### REQUIRED WORK
- a) Repeat the part of the earnings call excerpt that begins at the words "A reconciliation of" and stops after the words "shares in 2012.".
- b) According to the earnings call excerpt, how much free cash flow did Fortinet generate for the full year 2013?
- c) How would you render this sentence from the earnings call excerpt in Spanish: "The non-GAAP tax rate for the fourth quarter was approximately 33%."

### PASSAGE
--- Start ---
Non-GAAP net income for the fourth quarter was $25.9 million or $0.15 per share based on 169 million diluted shares outstanding and above our guided range.

The non-GAAP tax rate for the fourth quarter was approximately 33%.

GAAP net income for the fourth quarter totaled $12 million or $0.07 per share compared to $21.5 million or $0.13 per share in the prior year period.

A reconciliation of non-GAAP and GAAP financials can be seen on Slides 16 through 19.

Before moving to the balance sheet, let me wrap up by quickly running through some summary level financial results for the full year 2013 as shown on Slide 10. Billings for 2013 were $684 million, up 14% year-over-year. Revenue for 2013 was $615 million, up 15% year-over-year. Non-GAAP gross margin was 72% and contributed to a non-GAAP operating income of $117 million or 19% of total revenue. Non-GAAP diluted net income per share was $0.48 for the year based on 168 million shares compared to $0.53 per share based on 166 million shares in 2012.

Now turning to the balance sheet on Slide 12. We ended Q4 with $843 million in cash, cash equivalents and short and long-term investments, up from $839 million during Q3.

Looking at Slide 13. The increase was driven by the $47 million in cash generated from operations, offset by $6 million paid for building construction costs and $39 million we paid for share repurchases during Q4, $5 million of which settled in January. This was our 32nd consecutive quarter of generating cash from operations, exclusive of onetime items.

Free cash flow was $40 million in the fourth quarter, down $9 million or 19% year-over-year, partially due to the new building construction. During Q4, our inventory levels remained stable after buildup in the past few quarters in order to balance pipeline prospects for new products and existing demand with the delivery capability of our contract manufacturers. Inventory turns for Q4 were 2.5, which are above our goal to manage inventory turns at 2 or better on an annualized basis.

For the full year 2013, Fortinet generated free cash flow of $134 million, which was in line with our guided range. Our deferred revenue balance increased to $433 million, up $69 million year-over-year and $32 million sequentially. The sequential increase was primarily due to consistent renewals and services attached to new product sales. We continue to build an impressive deferred revenue stream, reflecting our growth and giving us visibility into our future revenue, particularly the high-margin subscription-like services.

Finally, as I mentioned earlier, during the fourth quarter, the company repurchased $39 million or approximately 2 million shares under the stock repurchase program that we announced in early December.

Now turning to guidance. I want to finish with our financial outlook for the first quarter and then some general thoughts on the full year 2014. Before reviewing guidance, let me remind you that our guidance consists of forward-looking statements, and please keep in mind Michelle's earlier comments regarding such statements.
--- End ---
### LISTED ENTRIES
--- Start ---
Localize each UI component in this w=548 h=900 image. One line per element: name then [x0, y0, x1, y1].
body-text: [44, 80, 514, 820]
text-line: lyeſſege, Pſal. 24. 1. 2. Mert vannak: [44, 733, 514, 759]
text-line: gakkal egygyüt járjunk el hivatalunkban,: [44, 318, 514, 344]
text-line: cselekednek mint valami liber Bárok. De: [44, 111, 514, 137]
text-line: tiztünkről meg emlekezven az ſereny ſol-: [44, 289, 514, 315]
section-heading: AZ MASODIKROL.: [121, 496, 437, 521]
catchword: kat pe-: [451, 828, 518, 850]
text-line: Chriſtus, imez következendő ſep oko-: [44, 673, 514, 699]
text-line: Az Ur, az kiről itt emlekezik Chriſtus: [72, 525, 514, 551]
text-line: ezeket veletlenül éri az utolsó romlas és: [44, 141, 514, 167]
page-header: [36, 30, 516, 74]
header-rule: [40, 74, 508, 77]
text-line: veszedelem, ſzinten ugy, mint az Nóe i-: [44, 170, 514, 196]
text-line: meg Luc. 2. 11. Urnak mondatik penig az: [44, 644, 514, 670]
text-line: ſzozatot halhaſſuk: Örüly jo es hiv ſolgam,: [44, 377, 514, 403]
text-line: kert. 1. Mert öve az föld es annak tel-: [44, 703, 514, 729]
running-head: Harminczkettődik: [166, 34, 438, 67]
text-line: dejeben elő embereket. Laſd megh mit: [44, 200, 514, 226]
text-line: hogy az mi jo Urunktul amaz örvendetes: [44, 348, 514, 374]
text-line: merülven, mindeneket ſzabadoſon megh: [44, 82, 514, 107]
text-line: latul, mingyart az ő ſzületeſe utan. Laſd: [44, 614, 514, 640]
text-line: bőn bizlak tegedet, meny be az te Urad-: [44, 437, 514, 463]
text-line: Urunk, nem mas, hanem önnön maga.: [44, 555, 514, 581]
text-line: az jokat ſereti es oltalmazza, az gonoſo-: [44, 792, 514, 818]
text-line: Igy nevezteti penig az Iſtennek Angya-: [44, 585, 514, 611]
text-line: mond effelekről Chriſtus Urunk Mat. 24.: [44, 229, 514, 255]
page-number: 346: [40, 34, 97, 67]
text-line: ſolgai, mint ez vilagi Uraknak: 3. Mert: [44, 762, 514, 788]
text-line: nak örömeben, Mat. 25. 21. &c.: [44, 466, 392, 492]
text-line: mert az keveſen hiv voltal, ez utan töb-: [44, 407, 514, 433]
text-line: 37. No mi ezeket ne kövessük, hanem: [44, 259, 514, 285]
--- End ---
### RESULTS OF THE TASKS
- a)
A reconciliation of non-GAAP and GAAP financials can be seen on Slides 16 through 19.

Before moving to the balance sheet, let me wrap up by quickly running through some summary level financial results for the full year 2013 as shown on Slide 10. Billings for 2013 were $684 million, up 14% year-over-year. Revenue for 2013 was $615 million, up 15% year-over-year. Non-GAAP gross margin was 72% and contributed to a non-GAAP operating income of $117 million or 19% of total revenue. Non-GAAP diluted net income per share was $0.48 for the year based on 168 million shares compared to $0.53 per share based on 166 million shares in 2012.

- b) $134 million

- c) La tasa impositiva no GAAP del cuarto trimestre fue de aproximadamente el 33 %.